Exercise passage »
Politifact.com has published a new article on how they came to their ruling, which also explains why their "older" rulings had a different standard.
Needless to say, it another article that's just filled with horse manure. So I decided to send a second letter to them. (You can read my first letter here.)
If what they said in the article is true:
We started checking this one about 10 hours before the State of the Union address after PolitiFact Texas Editor Gardner Selby heard the claim from Obama adviser David Plouffe in a TV interview. Gardner suggested we check it.
Realizing that Plouffe's line would probably be in the State of the Union, PolitiFact National writer Lou Jacobson, who does many of our fact-checks on economic claims, began looking at the numbers. By early afternoon, Lou had his reporting done and had concluded that the numbers were right.
It means that the hard facts of the speech was determined to be true 10 hour before the speech. That's not the issue for the Half-True-Turned-Mostly-True ruling.
They were trying to determine the context of the statement within the speech itself, and they came to the conclusion that the President was claiming credit for the recovery.
Except he didn't, because nowhere did he mention the Stimulus or anything else in the portion in question.
The President was merely telling us how it's been in the past few years. How it was really bad, but getting better. The speech is called the "State of the Union address" for a reason, in that, it tells Congress (and everyone in the country), how the state of our union is, and what he's planning on doing about them.
If mentioning a time frame at which various events occurs constitutes indications of credit/responsibility, I would have a really huge problem in coming up with a "true" statement that can satisfy the Politifact editors.
Consider the following statement:
Before I woke up, the house was on fire. It was burning really bad when I got up, and consumed 1/4 of the hosue before I called the Fire Department. After 4 hours, the fire is finally controlled by the brave firefighters.
That doesn't mean I'm claiming credit for the fire being placed under control due to my action, but that the timeline went like that. Their logic of arbitrarily coming up with a context they see fit is a joke and mockery to common sense. If they believe the statement is "Mostly True", why don't they try to rephrase it in the speech so it'll be a "True" statement? Alas, I doubt that's even possible.
The mere mentioning of the good things that's going on in the country would be equated as an attempt to claim credit by the good folks at Politifact.
Here's what I've sent them.
Which is that the President was merely presenting "the state of union" in everything you've quoted instead of trying to claim credit for what's going on. He's giving a background picture for the things he's planning forward, instead of touting the success of past policies.
Notice how that entire portion you have quoted never once mentioned the word "stimulus"?
The fact of the matter is, if you look at the whole speech, specifically at the point in the speech, he was painting a picture of "it was tough, but it's getting better". Nowhere was there any credit-claiming, explicit or implicit, in that portion of the speech.

Material provided »
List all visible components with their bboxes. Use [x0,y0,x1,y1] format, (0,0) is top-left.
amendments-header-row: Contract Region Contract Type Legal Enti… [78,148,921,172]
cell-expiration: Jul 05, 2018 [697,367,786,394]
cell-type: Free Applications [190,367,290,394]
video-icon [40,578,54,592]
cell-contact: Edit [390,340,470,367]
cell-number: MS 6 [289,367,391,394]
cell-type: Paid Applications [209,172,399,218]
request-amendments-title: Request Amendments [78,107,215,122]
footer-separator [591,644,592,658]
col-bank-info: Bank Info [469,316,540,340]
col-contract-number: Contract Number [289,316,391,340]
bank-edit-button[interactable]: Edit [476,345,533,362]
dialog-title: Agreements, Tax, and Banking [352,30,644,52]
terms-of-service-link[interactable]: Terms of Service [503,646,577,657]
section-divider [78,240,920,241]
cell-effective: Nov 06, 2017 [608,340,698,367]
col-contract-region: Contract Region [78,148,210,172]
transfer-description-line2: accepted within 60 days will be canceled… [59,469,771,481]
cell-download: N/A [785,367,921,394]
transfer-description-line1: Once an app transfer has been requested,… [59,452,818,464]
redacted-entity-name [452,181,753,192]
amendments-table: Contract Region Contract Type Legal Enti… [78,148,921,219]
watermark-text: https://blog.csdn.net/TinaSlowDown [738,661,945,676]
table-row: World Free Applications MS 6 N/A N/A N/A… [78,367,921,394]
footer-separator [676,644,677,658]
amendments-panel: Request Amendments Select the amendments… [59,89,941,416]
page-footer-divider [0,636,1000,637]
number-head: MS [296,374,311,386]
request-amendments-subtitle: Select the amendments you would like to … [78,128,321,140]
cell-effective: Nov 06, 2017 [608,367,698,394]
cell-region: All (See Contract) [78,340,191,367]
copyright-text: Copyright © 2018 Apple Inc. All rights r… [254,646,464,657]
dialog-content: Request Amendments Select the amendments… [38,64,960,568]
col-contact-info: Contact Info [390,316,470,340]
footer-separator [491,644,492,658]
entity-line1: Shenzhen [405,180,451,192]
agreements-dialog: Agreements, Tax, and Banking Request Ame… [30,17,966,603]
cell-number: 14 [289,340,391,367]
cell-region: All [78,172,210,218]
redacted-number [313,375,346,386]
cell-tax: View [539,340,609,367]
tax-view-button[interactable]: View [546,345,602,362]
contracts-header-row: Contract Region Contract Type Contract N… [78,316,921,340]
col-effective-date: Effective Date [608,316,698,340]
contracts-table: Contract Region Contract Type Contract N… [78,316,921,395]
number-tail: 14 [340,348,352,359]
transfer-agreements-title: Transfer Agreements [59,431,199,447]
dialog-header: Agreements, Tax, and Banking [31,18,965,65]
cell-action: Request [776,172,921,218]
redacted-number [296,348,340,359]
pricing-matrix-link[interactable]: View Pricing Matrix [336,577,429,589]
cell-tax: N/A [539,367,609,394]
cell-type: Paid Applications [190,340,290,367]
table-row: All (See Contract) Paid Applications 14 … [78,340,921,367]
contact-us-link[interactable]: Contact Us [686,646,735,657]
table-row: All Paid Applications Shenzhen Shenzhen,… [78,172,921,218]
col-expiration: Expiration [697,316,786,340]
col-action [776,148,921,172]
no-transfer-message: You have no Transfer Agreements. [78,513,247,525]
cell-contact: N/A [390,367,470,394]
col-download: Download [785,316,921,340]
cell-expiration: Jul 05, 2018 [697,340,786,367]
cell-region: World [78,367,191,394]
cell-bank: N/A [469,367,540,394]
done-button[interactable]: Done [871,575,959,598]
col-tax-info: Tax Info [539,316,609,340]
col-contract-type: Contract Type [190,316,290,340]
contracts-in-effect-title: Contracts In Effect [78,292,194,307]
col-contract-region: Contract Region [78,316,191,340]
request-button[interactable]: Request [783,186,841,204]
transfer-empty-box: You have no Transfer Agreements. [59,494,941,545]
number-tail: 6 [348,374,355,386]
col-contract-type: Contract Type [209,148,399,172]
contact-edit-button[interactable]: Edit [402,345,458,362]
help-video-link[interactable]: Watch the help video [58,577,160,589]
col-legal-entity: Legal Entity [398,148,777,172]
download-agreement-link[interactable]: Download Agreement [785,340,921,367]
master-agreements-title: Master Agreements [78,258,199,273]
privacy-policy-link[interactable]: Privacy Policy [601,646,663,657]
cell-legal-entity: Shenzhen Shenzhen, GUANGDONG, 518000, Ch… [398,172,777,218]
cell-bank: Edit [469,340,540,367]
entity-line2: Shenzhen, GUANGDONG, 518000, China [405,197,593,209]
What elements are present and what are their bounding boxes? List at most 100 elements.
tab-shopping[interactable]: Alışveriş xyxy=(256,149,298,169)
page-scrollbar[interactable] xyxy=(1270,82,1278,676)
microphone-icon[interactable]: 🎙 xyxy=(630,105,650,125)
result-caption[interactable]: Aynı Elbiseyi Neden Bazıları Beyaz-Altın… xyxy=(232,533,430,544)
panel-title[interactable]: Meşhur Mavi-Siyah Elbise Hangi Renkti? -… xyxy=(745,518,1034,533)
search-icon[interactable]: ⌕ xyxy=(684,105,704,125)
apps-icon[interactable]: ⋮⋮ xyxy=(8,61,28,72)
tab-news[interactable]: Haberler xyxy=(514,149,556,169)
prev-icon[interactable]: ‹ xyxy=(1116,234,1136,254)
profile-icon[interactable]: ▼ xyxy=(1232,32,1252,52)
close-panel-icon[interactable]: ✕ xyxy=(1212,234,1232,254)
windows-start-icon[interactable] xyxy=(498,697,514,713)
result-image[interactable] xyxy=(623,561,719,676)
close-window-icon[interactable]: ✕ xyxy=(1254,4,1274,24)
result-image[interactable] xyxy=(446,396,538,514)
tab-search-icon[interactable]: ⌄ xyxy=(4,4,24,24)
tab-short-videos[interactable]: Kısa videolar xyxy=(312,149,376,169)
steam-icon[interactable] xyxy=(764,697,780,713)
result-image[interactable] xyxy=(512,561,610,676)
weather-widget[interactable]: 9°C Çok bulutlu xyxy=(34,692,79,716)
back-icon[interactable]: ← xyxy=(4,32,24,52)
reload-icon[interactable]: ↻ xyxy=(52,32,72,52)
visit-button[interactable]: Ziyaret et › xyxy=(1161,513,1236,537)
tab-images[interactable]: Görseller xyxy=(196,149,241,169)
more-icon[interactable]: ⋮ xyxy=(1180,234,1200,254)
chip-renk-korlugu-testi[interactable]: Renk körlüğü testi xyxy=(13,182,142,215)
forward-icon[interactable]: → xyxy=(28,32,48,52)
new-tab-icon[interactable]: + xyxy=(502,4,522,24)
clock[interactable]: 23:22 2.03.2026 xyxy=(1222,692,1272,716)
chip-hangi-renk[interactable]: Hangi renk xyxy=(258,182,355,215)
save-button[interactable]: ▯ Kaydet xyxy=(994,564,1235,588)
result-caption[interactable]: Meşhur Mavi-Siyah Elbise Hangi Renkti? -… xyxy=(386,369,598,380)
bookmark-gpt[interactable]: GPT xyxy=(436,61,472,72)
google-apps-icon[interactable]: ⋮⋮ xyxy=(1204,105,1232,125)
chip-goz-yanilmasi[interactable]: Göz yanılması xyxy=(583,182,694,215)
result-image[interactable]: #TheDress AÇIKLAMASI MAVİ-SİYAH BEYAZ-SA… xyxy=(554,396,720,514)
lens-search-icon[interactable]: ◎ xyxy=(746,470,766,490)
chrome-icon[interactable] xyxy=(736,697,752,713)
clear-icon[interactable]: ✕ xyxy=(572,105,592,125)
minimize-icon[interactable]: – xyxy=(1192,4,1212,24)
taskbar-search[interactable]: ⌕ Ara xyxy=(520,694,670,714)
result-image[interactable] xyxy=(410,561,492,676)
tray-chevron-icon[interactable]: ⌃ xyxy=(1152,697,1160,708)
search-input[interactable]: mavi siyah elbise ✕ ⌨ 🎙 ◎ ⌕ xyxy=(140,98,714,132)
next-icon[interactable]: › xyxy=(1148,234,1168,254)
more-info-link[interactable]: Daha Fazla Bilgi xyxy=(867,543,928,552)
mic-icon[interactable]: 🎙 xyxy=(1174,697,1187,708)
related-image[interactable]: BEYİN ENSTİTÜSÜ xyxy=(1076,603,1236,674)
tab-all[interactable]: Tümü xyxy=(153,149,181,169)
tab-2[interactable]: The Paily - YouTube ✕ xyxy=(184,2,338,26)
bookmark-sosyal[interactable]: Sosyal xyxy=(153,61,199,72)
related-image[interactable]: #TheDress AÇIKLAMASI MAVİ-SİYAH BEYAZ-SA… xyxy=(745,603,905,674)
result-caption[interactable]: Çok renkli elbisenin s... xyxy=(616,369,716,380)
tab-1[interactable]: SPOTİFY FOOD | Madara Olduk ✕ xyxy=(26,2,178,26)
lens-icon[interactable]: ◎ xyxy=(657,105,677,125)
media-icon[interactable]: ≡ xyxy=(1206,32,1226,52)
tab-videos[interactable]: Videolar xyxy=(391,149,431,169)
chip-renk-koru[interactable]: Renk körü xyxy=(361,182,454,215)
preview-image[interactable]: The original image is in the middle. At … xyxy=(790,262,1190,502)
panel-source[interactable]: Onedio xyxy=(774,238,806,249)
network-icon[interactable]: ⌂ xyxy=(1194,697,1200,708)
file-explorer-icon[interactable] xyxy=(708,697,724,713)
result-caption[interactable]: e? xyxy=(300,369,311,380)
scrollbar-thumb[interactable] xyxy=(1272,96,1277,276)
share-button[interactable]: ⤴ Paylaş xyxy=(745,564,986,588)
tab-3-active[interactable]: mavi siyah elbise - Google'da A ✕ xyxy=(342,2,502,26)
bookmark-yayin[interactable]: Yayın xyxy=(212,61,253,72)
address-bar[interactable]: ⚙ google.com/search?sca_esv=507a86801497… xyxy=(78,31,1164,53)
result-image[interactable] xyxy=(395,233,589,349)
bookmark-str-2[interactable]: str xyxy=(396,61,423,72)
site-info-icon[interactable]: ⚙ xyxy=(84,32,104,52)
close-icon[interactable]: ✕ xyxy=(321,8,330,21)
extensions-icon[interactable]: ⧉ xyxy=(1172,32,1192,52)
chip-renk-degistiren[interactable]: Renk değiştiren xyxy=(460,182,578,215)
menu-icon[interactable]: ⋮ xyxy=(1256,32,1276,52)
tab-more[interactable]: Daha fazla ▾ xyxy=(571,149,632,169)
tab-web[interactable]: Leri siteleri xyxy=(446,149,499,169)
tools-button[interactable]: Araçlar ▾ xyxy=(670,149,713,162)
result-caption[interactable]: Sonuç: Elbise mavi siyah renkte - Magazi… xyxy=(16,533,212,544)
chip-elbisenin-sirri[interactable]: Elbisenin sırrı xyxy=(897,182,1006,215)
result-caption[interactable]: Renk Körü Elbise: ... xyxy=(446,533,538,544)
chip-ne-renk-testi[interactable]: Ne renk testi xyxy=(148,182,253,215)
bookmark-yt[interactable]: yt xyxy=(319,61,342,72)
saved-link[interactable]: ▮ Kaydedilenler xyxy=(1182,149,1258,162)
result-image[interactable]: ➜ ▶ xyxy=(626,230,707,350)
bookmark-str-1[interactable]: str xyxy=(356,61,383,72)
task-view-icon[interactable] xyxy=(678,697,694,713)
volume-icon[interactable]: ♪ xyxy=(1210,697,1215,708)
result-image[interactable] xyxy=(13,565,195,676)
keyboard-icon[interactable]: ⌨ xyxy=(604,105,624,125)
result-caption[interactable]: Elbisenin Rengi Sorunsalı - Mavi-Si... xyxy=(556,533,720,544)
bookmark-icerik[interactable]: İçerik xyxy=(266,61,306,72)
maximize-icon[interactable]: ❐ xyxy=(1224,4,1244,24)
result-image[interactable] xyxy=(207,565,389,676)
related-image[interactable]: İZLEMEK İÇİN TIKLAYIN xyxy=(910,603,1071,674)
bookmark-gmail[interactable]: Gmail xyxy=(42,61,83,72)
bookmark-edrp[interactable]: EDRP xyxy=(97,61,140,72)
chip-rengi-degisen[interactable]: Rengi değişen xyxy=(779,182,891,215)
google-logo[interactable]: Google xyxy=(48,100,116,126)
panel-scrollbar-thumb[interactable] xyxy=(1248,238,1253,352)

Prompt 1 » From the PolitiFact post, write out the part that opens with the words containing "If mentioning a" and closes with "the brave firefighters.".
Prompt 2 » In the PolitiFact post, who heard the claim from David Plouffe in a TV interview?
This material was taken from a different source.

Answer 1 »
If mentioning a time frame at which various events occurs constitutes indications of credit/responsibility, I would have a really huge problem in coming up with a "true" statement that can satisfy the Politifact editors.
Consider the following statement:
Before I woke up, the house was on fire. It was burning really bad when I got up, and consumed 1/4 of the hosue before I called the Fire Department. After 4 hours, the fire is finally controlled by the brave firefighters.

Answer 2 » PolitiFact Texas Editor Gardner Selby.